**JOB**. Identify each line below that contains the word "Temperature", and copy it out.

(Figure record listings)
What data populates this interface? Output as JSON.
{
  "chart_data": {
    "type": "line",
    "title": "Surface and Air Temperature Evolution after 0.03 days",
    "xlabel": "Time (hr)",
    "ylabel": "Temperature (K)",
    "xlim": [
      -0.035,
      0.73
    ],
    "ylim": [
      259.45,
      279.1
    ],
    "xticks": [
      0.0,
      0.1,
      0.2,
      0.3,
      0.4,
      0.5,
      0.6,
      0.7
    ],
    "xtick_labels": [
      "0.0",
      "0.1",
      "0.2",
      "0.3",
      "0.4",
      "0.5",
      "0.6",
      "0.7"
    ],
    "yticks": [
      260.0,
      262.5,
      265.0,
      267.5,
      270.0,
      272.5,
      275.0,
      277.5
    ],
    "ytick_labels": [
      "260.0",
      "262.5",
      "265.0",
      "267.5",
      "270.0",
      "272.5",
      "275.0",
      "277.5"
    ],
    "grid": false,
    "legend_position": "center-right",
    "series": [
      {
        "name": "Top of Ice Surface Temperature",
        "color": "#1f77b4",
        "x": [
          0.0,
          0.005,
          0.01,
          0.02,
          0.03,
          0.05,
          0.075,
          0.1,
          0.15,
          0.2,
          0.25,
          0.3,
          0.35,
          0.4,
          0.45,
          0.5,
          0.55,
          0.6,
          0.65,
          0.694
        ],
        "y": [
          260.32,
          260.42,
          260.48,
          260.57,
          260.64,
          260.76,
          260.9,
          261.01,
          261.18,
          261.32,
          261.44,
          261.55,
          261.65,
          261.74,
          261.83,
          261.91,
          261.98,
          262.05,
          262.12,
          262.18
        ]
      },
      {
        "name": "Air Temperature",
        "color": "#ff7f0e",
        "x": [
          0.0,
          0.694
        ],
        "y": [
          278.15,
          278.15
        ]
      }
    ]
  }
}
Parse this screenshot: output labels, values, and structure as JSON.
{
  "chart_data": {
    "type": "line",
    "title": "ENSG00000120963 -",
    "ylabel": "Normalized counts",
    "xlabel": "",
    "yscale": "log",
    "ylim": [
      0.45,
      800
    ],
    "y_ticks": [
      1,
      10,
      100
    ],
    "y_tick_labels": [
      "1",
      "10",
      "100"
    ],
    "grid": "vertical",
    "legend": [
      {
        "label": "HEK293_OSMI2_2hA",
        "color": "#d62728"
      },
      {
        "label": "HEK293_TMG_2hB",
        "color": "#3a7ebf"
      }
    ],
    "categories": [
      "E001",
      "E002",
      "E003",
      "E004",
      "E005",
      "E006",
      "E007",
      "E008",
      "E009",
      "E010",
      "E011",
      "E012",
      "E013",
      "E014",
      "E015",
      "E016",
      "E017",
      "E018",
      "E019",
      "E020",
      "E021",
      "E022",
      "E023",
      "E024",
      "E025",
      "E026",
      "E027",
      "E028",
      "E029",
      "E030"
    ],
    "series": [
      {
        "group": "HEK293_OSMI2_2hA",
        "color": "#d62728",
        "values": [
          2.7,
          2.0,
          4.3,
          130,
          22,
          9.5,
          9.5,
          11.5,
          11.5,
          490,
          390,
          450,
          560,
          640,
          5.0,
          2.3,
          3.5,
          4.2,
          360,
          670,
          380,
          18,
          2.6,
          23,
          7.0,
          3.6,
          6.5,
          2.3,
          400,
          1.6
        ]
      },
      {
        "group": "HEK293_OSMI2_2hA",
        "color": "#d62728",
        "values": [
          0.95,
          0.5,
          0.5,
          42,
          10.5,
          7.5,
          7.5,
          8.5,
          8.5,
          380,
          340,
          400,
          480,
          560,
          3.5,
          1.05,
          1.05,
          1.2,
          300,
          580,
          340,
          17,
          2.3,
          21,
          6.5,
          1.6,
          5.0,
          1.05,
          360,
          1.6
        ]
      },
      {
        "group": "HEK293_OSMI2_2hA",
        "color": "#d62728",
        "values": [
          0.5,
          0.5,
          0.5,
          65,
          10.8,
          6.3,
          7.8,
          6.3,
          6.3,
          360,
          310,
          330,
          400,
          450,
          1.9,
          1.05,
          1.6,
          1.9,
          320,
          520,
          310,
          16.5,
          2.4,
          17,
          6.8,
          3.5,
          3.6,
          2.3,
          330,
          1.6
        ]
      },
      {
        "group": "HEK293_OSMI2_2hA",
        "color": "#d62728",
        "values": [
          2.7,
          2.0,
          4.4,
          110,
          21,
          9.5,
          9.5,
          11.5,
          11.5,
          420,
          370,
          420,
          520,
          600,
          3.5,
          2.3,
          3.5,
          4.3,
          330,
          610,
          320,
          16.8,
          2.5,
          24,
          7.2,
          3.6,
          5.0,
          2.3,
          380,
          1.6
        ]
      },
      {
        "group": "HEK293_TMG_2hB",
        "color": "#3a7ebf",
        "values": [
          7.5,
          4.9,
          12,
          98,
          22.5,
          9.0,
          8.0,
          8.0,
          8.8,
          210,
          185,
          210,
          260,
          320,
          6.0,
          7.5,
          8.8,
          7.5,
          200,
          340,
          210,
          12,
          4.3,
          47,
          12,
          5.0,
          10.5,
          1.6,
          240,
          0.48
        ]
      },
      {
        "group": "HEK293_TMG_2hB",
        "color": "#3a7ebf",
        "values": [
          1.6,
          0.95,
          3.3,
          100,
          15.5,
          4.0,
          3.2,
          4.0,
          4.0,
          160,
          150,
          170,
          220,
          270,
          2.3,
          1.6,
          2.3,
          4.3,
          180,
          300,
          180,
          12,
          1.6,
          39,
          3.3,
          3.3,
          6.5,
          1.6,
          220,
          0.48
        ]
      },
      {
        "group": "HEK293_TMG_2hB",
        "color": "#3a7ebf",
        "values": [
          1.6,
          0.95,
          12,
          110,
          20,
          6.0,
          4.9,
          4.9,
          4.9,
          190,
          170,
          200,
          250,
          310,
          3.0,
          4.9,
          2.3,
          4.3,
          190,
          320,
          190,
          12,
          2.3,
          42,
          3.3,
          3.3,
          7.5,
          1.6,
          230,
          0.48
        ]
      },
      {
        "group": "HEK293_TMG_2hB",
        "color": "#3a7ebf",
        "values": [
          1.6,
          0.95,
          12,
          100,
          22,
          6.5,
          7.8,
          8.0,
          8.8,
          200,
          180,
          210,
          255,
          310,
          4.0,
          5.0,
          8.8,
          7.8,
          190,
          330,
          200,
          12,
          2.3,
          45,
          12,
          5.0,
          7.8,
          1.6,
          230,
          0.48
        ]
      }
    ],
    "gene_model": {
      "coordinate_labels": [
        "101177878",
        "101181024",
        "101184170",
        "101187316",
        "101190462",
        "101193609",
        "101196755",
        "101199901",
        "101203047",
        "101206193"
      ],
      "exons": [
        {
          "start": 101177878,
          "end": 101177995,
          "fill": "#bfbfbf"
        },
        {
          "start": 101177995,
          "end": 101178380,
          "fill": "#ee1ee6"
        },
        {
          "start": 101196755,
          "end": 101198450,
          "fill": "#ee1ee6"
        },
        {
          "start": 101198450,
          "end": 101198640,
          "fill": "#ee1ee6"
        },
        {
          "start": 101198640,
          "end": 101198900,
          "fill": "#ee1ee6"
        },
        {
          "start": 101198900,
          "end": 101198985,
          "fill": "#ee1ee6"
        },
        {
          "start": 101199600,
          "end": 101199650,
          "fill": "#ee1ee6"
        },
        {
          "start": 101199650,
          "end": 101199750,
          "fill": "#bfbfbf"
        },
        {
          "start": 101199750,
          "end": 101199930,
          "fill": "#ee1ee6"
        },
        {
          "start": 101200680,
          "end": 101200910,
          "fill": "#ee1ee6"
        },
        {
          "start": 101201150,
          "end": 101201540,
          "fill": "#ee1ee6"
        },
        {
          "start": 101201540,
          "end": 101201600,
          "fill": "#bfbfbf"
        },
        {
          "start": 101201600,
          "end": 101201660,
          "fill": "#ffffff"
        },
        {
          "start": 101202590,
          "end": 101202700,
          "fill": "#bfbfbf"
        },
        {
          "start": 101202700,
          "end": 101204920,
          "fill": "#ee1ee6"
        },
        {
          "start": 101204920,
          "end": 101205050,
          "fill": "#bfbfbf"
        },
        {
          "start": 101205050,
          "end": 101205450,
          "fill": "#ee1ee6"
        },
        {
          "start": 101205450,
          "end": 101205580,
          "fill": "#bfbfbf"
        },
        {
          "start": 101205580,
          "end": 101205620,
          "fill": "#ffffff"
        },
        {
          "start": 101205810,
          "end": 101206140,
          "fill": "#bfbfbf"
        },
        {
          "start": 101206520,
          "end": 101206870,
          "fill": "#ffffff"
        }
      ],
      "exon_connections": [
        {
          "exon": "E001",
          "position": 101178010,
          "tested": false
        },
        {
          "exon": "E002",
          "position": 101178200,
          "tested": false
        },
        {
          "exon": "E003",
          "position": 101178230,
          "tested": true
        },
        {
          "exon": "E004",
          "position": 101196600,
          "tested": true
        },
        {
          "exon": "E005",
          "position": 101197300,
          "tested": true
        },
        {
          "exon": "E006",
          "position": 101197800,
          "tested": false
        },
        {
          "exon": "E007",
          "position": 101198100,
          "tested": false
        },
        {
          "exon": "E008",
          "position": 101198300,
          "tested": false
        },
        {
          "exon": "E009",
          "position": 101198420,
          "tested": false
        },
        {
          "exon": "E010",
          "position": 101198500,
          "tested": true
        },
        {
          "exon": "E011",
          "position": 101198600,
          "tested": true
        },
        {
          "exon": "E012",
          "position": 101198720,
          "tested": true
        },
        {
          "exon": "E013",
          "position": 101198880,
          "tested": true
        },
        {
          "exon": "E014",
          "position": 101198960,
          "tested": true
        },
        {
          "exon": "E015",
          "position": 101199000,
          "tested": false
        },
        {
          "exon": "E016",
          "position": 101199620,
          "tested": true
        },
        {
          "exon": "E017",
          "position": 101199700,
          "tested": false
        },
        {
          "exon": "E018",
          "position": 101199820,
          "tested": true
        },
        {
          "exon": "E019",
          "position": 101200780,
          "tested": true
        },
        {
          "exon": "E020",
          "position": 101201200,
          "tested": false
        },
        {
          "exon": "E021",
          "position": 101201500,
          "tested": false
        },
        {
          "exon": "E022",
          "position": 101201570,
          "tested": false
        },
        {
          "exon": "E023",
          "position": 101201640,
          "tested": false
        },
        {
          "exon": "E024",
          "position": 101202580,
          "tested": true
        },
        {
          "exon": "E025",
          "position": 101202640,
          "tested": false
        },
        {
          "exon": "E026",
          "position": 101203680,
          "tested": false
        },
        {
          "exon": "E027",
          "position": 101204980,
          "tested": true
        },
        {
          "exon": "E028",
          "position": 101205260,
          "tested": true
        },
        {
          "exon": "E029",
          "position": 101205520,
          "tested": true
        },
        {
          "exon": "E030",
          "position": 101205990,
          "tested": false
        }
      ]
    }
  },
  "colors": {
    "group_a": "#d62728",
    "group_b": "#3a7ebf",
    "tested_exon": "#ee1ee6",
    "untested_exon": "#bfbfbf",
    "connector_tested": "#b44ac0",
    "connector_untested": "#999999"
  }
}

**EXERCISE RESPONSE**.
    "title": "Surface and Air Temperature Evolution after 0.03 days",
    "ylabel": "Temperature (K)",
        "name": "Top of Ice Surface Temperature",
        "name": "Air Temperature",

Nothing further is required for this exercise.